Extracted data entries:
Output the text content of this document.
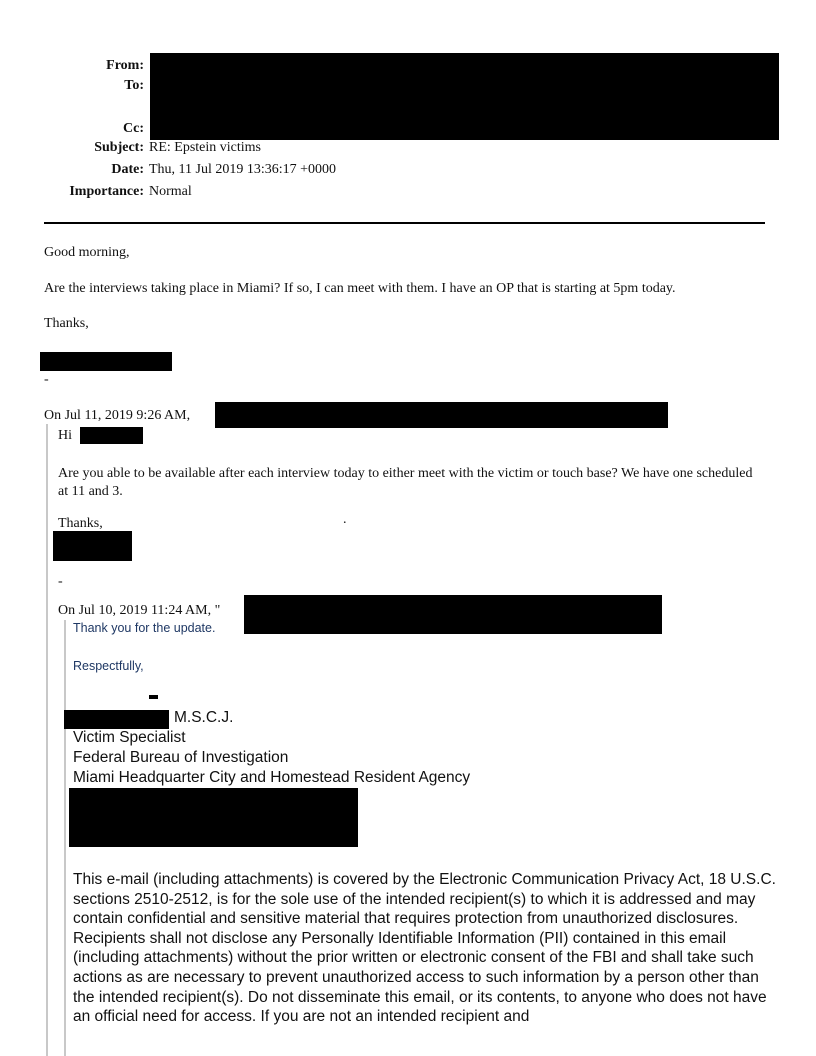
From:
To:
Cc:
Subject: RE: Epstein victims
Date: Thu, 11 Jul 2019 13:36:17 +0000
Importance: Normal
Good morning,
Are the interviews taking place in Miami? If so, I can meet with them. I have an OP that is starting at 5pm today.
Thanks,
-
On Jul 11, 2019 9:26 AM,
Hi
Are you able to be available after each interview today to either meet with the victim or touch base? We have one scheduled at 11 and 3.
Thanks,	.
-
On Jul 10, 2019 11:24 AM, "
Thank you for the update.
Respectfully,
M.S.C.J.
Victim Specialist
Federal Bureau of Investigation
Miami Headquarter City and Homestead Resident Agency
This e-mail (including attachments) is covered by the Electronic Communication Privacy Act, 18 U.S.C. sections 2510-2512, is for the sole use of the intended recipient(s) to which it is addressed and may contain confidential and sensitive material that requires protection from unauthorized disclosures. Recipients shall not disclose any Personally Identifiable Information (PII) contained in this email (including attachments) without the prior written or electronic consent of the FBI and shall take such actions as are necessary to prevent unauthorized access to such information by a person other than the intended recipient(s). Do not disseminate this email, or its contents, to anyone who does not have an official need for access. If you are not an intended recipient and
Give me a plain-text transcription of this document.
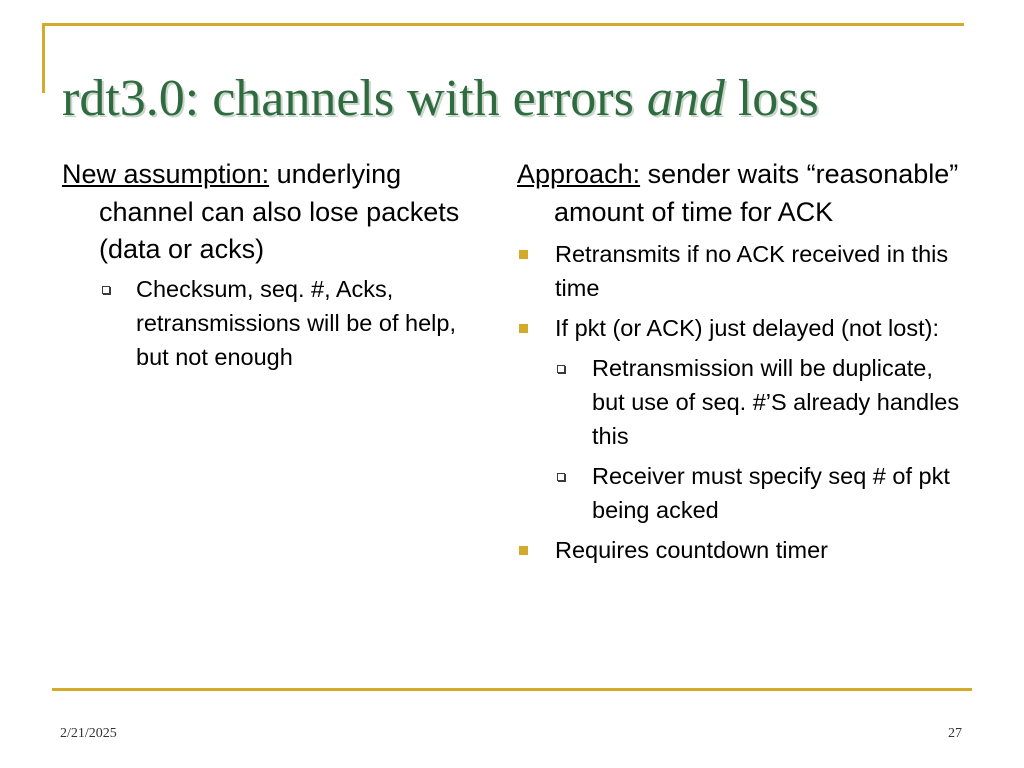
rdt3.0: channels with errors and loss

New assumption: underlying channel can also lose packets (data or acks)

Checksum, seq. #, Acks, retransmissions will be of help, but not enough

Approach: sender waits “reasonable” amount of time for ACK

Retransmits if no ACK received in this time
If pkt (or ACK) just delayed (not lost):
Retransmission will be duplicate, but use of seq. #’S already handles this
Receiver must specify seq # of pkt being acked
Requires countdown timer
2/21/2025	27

AIM OF THE TASK:
Output all the records, word for word, with no pictures in the copy.

REPLY:
Output the text content of this document.
From:
To:
Cc:
Subject: RE: Epstein victims
Date: Thu, 11 Jul 2019 13:36:17 +0000
Importance: Normal
Good morning,
Are the interviews taking place in Miami? If so, I can meet with them. I have an OP that is starting at 5pm today.
Thanks,
-
On Jul 11, 2019 9:26 AM,
Hi
Are you able to be available after each interview today to either meet with the victim or touch base? We have one scheduled at 11 and 3.
Thanks,	.
-
On Jul 10, 2019 11:24 AM, "
Thank you for the update.
Respectfully,
M.S.C.J.
Victim Specialist
Federal Bureau of Investigation
Miami Headquarter City and Homestead Resident Agency
This e-mail (including attachments) is covered by the Electronic Communication Privacy Act, 18 U.S.C. sections 2510-2512, is for the sole use of the intended recipient(s) to which it is addressed and may contain confidential and sensitive material that requires protection from unauthorized disclosures. Recipients shall not disclose any Personally Identifiable Information (PII) contained in this email (including attachments) without the prior written or electronic consent of the FBI and shall take such actions as are necessary to prevent unauthorized access to such information by a person other than the intended recipient(s). Do not disseminate this email, or its contents, to anyone who does not have an official need for access. If you are not an intended recipient and
Give me a plain-text transcription of this document.
rdt3.0: channels with errors and loss

New assumption: underlying channel can also lose packets (data or acks)

Checksum, seq. #, Acks, retransmissions will be of help, but not enough

Approach: sender waits “reasonable” amount of time for ACK

Retransmits if no ACK received in this time
If pkt (or ACK) just delayed (not lost):
Retransmission will be duplicate, but use of seq. #’S already handles this
Receiver must specify seq # of pkt being acked
Requires countdown timer
2/21/2025	27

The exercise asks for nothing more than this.